Only the number is wanted: how many lines of these entries contain the word "JSON"?

-- BEGIN Provided data --

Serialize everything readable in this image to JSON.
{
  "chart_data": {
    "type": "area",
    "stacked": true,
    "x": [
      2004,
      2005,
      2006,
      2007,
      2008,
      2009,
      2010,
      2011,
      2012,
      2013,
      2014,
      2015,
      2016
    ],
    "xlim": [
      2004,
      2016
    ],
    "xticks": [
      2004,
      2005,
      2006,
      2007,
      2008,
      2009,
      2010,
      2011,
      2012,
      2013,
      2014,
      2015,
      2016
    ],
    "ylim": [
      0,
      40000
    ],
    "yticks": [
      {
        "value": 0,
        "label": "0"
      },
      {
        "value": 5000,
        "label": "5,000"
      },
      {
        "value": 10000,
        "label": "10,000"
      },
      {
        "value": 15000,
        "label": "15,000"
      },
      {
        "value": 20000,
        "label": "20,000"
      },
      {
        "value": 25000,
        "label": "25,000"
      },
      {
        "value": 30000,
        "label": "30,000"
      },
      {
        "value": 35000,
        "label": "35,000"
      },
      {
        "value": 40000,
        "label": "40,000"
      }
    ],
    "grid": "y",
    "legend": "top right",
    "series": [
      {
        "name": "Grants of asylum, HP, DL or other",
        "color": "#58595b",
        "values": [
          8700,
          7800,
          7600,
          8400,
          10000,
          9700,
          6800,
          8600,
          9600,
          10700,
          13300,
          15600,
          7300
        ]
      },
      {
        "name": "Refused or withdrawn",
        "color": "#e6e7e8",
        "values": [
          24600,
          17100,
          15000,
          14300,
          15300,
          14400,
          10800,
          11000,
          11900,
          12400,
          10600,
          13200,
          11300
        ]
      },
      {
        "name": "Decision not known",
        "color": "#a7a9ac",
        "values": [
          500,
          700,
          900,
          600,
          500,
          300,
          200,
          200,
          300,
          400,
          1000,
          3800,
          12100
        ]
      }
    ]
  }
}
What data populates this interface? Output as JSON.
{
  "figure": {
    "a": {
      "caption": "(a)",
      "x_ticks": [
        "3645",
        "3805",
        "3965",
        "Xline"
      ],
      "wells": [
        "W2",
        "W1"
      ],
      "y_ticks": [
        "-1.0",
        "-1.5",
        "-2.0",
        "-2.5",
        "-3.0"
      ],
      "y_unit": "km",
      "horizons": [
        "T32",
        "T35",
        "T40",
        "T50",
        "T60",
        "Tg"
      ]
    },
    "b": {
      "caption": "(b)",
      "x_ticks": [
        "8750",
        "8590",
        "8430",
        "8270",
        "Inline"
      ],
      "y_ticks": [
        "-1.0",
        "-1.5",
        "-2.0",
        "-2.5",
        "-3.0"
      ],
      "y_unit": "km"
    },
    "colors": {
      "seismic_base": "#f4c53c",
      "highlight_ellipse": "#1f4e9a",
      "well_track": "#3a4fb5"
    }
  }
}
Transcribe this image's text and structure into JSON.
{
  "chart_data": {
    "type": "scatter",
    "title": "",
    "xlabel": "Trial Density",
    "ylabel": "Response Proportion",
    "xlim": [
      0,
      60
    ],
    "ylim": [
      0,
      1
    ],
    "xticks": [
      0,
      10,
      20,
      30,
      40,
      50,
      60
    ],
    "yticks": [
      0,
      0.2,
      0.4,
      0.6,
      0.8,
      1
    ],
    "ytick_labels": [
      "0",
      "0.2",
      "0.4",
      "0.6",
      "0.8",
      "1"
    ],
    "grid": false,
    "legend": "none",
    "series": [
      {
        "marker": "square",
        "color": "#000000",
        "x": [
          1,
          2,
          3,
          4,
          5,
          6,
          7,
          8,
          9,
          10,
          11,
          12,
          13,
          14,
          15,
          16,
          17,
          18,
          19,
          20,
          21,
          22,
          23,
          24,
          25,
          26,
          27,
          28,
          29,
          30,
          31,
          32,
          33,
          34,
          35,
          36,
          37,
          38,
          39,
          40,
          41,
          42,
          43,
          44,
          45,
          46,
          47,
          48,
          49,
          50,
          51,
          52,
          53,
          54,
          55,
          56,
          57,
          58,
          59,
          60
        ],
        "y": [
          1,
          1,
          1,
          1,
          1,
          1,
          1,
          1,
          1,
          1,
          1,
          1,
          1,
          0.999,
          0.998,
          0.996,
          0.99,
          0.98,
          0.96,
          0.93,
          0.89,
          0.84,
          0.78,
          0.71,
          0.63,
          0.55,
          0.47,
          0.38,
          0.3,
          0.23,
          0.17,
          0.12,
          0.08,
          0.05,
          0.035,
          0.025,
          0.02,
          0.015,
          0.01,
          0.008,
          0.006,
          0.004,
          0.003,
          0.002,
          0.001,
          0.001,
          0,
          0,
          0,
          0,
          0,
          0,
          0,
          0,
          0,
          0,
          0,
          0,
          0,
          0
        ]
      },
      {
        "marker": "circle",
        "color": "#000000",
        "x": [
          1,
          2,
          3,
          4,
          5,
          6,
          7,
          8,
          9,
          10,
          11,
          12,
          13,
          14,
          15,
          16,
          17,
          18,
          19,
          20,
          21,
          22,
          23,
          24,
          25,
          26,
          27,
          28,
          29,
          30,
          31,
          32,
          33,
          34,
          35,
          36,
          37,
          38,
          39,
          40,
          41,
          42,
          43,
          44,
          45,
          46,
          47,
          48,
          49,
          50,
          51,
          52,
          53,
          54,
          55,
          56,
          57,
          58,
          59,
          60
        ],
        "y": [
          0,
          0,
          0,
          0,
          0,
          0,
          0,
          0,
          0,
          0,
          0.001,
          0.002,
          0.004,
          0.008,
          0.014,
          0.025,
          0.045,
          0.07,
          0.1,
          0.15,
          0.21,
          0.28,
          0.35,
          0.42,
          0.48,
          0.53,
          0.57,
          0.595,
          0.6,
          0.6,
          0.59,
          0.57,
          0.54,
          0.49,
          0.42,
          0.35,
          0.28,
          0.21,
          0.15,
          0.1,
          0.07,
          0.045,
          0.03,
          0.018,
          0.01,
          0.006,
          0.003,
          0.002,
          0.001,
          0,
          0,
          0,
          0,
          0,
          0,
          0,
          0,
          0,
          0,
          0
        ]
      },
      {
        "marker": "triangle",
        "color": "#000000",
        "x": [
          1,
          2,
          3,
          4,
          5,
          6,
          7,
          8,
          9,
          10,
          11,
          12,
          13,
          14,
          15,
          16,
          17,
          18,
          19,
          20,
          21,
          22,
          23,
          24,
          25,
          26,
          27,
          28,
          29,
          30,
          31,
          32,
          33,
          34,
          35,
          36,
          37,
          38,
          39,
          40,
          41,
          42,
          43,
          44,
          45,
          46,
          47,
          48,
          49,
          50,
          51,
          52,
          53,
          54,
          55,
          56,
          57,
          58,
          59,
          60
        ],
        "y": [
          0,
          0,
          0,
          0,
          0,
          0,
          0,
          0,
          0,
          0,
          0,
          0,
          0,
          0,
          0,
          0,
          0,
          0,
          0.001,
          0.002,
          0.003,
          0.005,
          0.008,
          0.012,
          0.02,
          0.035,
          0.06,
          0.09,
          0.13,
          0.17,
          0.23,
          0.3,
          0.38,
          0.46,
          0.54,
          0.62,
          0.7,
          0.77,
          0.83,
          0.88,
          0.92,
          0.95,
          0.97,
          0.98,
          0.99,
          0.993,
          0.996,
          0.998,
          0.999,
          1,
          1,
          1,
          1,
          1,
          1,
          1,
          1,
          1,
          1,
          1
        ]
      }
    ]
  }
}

-- END Provided data --

§ **Solved exercise**: 3